[Entries taken from a collection]
= = = = = = =
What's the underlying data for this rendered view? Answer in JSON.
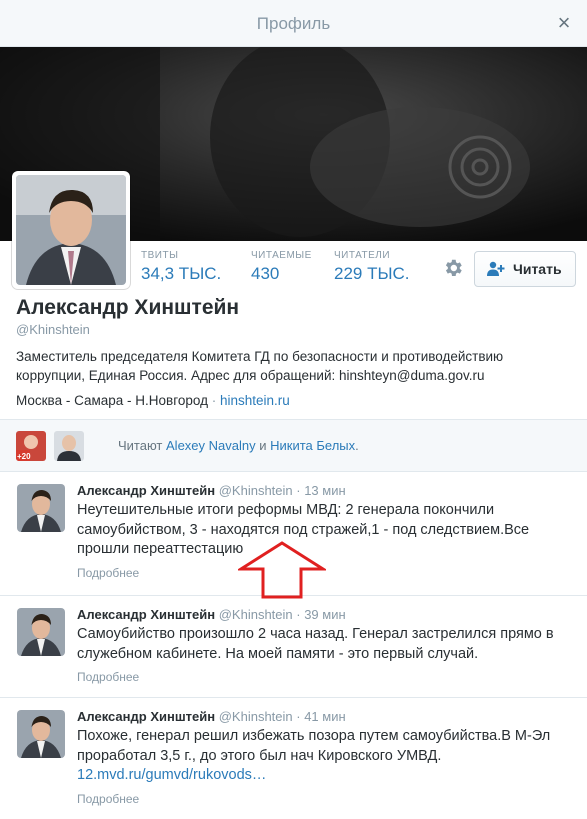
{
  "modal": {
    "title": "Профиль",
    "close_icon": "close-icon"
  },
  "profile": {
    "name": "Александр Хинштейн",
    "handle": "@Khinshtein",
    "bio": "Заместитель председателя Комитета ГД по безопасности и противодействию коррупции, Единая Россия.  Адрес для обращений: hinshteyn@duma.gov.ru",
    "location": "Москва - Самара - Н.Новгород",
    "separator": "·",
    "website": "hinshtein.ru",
    "stats": [
      {
        "label": "ТВИТЫ",
        "value": "34,3 ТЫС."
      },
      {
        "label": "ЧИТАЕМЫЕ",
        "value": "430"
      },
      {
        "label": "ЧИТАТЕЛИ",
        "value": "229 ТЫС."
      }
    ],
    "follow_label": "Читать"
  },
  "followed_by": {
    "prefix": "Читают",
    "user1": "Alexey Navalny",
    "conj": "и",
    "user2": "Никита Белых",
    "suffix": ".",
    "badge": "+20"
  },
  "tweets": [
    {
      "name": "Александр Хинштейн",
      "handle": "@Khinshtein",
      "time": "· 13 мин",
      "text": "Неутешительные итоги реформы МВД: 2 генерала покончили самоубийством, 3 - находятся под стражей,1 - под следствием.Все прошли переаттестацию",
      "link": "",
      "more": "Подробнее"
    },
    {
      "name": "Александр Хинштейн",
      "handle": "@Khinshtein",
      "time": "· 39 мин",
      "text": "Самоубийство произошло 2 часа назад. Генерал застрелился прямо в служебном кабинете. На моей памяти - это первый случай.",
      "link": "",
      "more": "Подробнее"
    },
    {
      "name": "Александр Хинштейн",
      "handle": "@Khinshtein",
      "time": "· 41 мин",
      "text": "Похоже, генерал решил избежать позора путем самоубийства.В М-Эл проработал 3,5 г., до этого был нач Кировского УМВД.",
      "link": "12.mvd.ru/gumvd/rukovods…",
      "more": "Подробнее"
    }
  ],
  "colors": {
    "link": "#2b7bb9",
    "muted": "#8899a6",
    "arrow": "#e02020"
  }
}
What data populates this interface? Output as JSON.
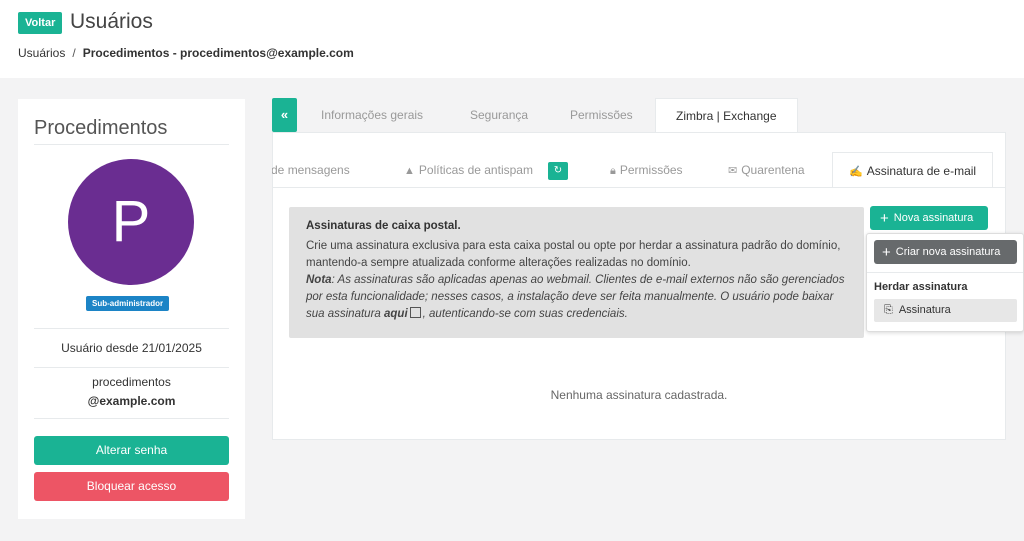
{
  "header": {
    "back_label": "Voltar",
    "title": "Usuários",
    "breadcrumb": {
      "root": "Usuários",
      "separator": "/",
      "current": "Procedimentos - procedimentos@example.com"
    }
  },
  "profile": {
    "name": "Procedimentos",
    "avatar_letter": "P",
    "avatar_color": "#6a2d91",
    "role_badge": "Sub-administrador",
    "since": "Usuário desde 21/01/2025",
    "login": "procedimentos",
    "domain": "@example.com",
    "change_password_label": "Alterar senha",
    "block_access_label": "Bloquear acesso"
  },
  "tabs": {
    "collapse_icon": "«",
    "items": [
      {
        "label": "Informações gerais"
      },
      {
        "label": "Segurança"
      },
      {
        "label": "Permissões"
      },
      {
        "label": "Zimbra | Exchange"
      }
    ],
    "active": "Zimbra | Exchange"
  },
  "subtabs": {
    "items": [
      {
        "label": "o de mensagens",
        "icon": ""
      },
      {
        "label": "Políticas de antispam",
        "icon": "warning-icon"
      },
      {
        "label": "Permissões",
        "icon": "lock-icon"
      },
      {
        "label": "Quarentena",
        "icon": "envelope-icon"
      },
      {
        "label": "Assinatura de e-mail",
        "icon": "signature-icon"
      }
    ],
    "active": "Assinatura de e-mail"
  },
  "info": {
    "title": "Assinaturas de caixa postal.",
    "body": "Crie uma assinatura exclusiva para esta caixa postal ou opte por herdar a assinatura padrão do domínio, mantendo-a sempre atualizada conforme alterações realizadas no domínio.",
    "note_label": "Nota",
    "note_text": ": As assinaturas são aplicadas apenas ao webmail. Clientes de e-mail externos não são gerenciados por esta funcionalidade; nesses casos, a instalação deve ser feita manualmente. O usuário pode baixar sua assinatura ",
    "note_link": "aqui",
    "note_end": ", autenticando-se com suas credenciais."
  },
  "actions": {
    "new_signature": "Nova assinatura",
    "create_new": "Criar nova assinatura",
    "inherit_header": "Herdar assinatura",
    "inherit_item": "Assinatura"
  },
  "empty_message": "Nenhuma assinatura cadastrada.",
  "colors": {
    "accent": "#1ab394",
    "danger": "#ed5565",
    "badge": "#1c84c6"
  }
}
= = = = = = =
**Exercise**
Show, from the material above, each line that includes the string "active".

**Final answer**
    "active": "Zimbra | Exchange"
    "active": "Assinatura de e-mail"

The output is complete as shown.